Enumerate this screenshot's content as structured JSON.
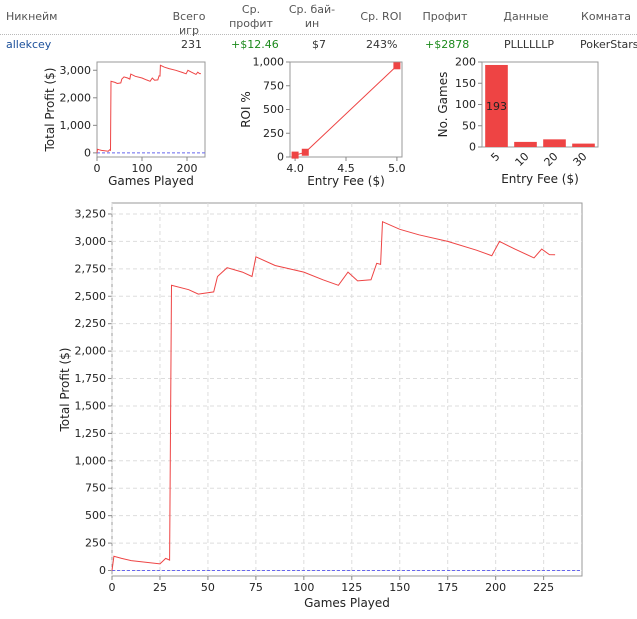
{
  "table": {
    "headers": [
      "Никнейм",
      "Всего игр",
      "Ср. профит",
      "Ср. бай-ин",
      "Ср. ROI",
      "Профит",
      "Данные",
      "Комната"
    ],
    "row": {
      "nickname": "allekcey",
      "total_games": "231",
      "avg_profit": "+$12.46",
      "avg_buyin": "$7",
      "avg_roi": "243%",
      "profit": "+$2878",
      "data": "PLLLLLLP",
      "room": "PokerStars"
    }
  },
  "colors": {
    "series": "#ee4444",
    "zero_line": "#6666ee",
    "link": "#1a4f9a",
    "positive": "#1c8a1c"
  },
  "chart_data": [
    {
      "id": "small-profit",
      "type": "line",
      "xlabel": "Games Played",
      "ylabel": "Total Profit ($)",
      "xlim": [
        0,
        240
      ],
      "ylim": [
        -150,
        3300
      ],
      "xticks": [
        0,
        100,
        200
      ],
      "yticks": [
        0,
        1000,
        2000,
        3000
      ],
      "points": [
        [
          0,
          0
        ],
        [
          1,
          130
        ],
        [
          5,
          110
        ],
        [
          10,
          90
        ],
        [
          25,
          60
        ],
        [
          28,
          110
        ],
        [
          30,
          95
        ],
        [
          31,
          2600
        ],
        [
          40,
          2560
        ],
        [
          45,
          2520
        ],
        [
          53,
          2540
        ],
        [
          55,
          2680
        ],
        [
          60,
          2760
        ],
        [
          68,
          2720
        ],
        [
          73,
          2680
        ],
        [
          75,
          2860
        ],
        [
          85,
          2780
        ],
        [
          100,
          2720
        ],
        [
          110,
          2650
        ],
        [
          118,
          2600
        ],
        [
          123,
          2720
        ],
        [
          128,
          2640
        ],
        [
          135,
          2650
        ],
        [
          138,
          2800
        ],
        [
          140,
          2790
        ],
        [
          141,
          3180
        ],
        [
          150,
          3110
        ],
        [
          160,
          3060
        ],
        [
          175,
          3000
        ],
        [
          190,
          2920
        ],
        [
          198,
          2870
        ],
        [
          202,
          3000
        ],
        [
          210,
          2930
        ],
        [
          220,
          2850
        ],
        [
          224,
          2930
        ],
        [
          228,
          2880
        ],
        [
          231,
          2878
        ]
      ]
    },
    {
      "id": "roi-vs-fee",
      "type": "scatter",
      "xlabel": "Entry Fee ($)",
      "ylabel": "ROI %",
      "xlim": [
        3.95,
        5.05
      ],
      "ylim": [
        0,
        1000
      ],
      "xticks": [
        4.0,
        4.5,
        5.0
      ],
      "yticks": [
        0,
        250,
        500,
        750,
        1000
      ],
      "points": [
        [
          4.0,
          20
        ],
        [
          4.1,
          50
        ],
        [
          5.0,
          960
        ]
      ]
    },
    {
      "id": "games-by-fee",
      "type": "bar",
      "xlabel": "Entry Fee ($)",
      "ylabel": "No. Games",
      "categories": [
        "5",
        "10",
        "20",
        "30"
      ],
      "values": [
        193,
        12,
        18,
        8
      ],
      "data_labels": [
        "193",
        "",
        "",
        ""
      ],
      "ylim": [
        0,
        200
      ],
      "yticks": [
        0,
        50,
        100,
        150,
        200
      ]
    },
    {
      "id": "large-profit",
      "type": "line",
      "xlabel": "Games Played",
      "ylabel": "Total Profit ($)",
      "xlim": [
        0,
        245
      ],
      "ylim": [
        -50,
        3350
      ],
      "xticks": [
        0,
        25,
        50,
        75,
        100,
        125,
        150,
        175,
        200,
        225
      ],
      "yticks": [
        0,
        250,
        500,
        750,
        1000,
        1250,
        1500,
        1750,
        2000,
        2250,
        2500,
        2750,
        3000,
        3250
      ],
      "grid": true
    }
  ]
}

● ● ● ●

* Written problem:
Please set down each line of the data above exactly as written, without the pictures.

* Exercise answer:
Enumerate this screenshot's content as structured JSON.
{
  "table": {
    "headers": [
      "Никнейм",
      "Всего игр",
      "Ср. профит",
      "Ср. бай-ин",
      "Ср. ROI",
      "Профит",
      "Данные",
      "Комната"
    ],
    "row": {
      "nickname": "allekcey",
      "total_games": "231",
      "avg_profit": "+$12.46",
      "avg_buyin": "$7",
      "avg_roi": "243%",
      "profit": "+$2878",
      "data": "PLLLLLLP",
      "room": "PokerStars"
    }
  },
  "colors": {
    "series": "#ee4444",
    "zero_line": "#6666ee",
    "link": "#1a4f9a",
    "positive": "#1c8a1c"
  },
  "chart_data": [
    {
      "id": "small-profit",
      "type": "line",
      "xlabel": "Games Played",
      "ylabel": "Total Profit ($)",
      "xlim": [
        0,
        240
      ],
      "ylim": [
        -150,
        3300
      ],
      "xticks": [
        0,
        100,
        200
      ],
      "yticks": [
        0,
        1000,
        2000,
        3000
      ],
      "points": [
        [
          0,
          0
        ],
        [
          1,
          130
        ],
        [
          5,
          110
        ],
        [
          10,
          90
        ],
        [
          25,
          60
        ],
        [
          28,
          110
        ],
        [
          30,
          95
        ],
        [
          31,
          2600
        ],
        [
          40,
          2560
        ],
        [
          45,
          2520
        ],
        [
          53,
          2540
        ],
        [
          55,
          2680
        ],
        [
          60,
          2760
        ],
        [
          68,
          2720
        ],
        [
          73,
          2680
        ],
        [
          75,
          2860
        ],
        [
          85,
          2780
        ],
        [
          100,
          2720
        ],
        [
          110,
          2650
        ],
        [
          118,
          2600
        ],
        [
          123,
          2720
        ],
        [
          128,
          2640
        ],
        [
          135,
          2650
        ],
        [
          138,
          2800
        ],
        [
          140,
          2790
        ],
        [
          141,
          3180
        ],
        [
          150,
          3110
        ],
        [
          160,
          3060
        ],
        [
          175,
          3000
        ],
        [
          190,
          2920
        ],
        [
          198,
          2870
        ],
        [
          202,
          3000
        ],
        [
          210,
          2930
        ],
        [
          220,
          2850
        ],
        [
          224,
          2930
        ],
        [
          228,
          2880
        ],
        [
          231,
          2878
        ]
      ]
    },
    {
      "id": "roi-vs-fee",
      "type": "scatter",
      "xlabel": "Entry Fee ($)",
      "ylabel": "ROI %",
      "xlim": [
        3.95,
        5.05
      ],
      "ylim": [
        0,
        1000
      ],
      "xticks": [
        4.0,
        4.5,
        5.0
      ],
      "yticks": [
        0,
        250,
        500,
        750,
        1000
      ],
      "points": [
        [
          4.0,
          20
        ],
        [
          4.1,
          50
        ],
        [
          5.0,
          960
        ]
      ]
    },
    {
      "id": "games-by-fee",
      "type": "bar",
      "xlabel": "Entry Fee ($)",
      "ylabel": "No. Games",
      "categories": [
        "5",
        "10",
        "20",
        "30"
      ],
      "values": [
        193,
        12,
        18,
        8
      ],
      "data_labels": [
        "193",
        "",
        "",
        ""
      ],
      "ylim": [
        0,
        200
      ],
      "yticks": [
        0,
        50,
        100,
        150,
        200
      ]
    },
    {
      "id": "large-profit",
      "type": "line",
      "xlabel": "Games Played",
      "ylabel": "Total Profit ($)",
      "xlim": [
        0,
        245
      ],
      "ylim": [
        -50,
        3350
      ],
      "xticks": [
        0,
        25,
        50,
        75,
        100,
        125,
        150,
        175,
        200,
        225
      ],
      "yticks": [
        0,
        250,
        500,
        750,
        1000,
        1250,
        1500,
        1750,
        2000,
        2250,
        2500,
        2750,
        3000,
        3250
      ],
      "grid": true
    }
  ]
}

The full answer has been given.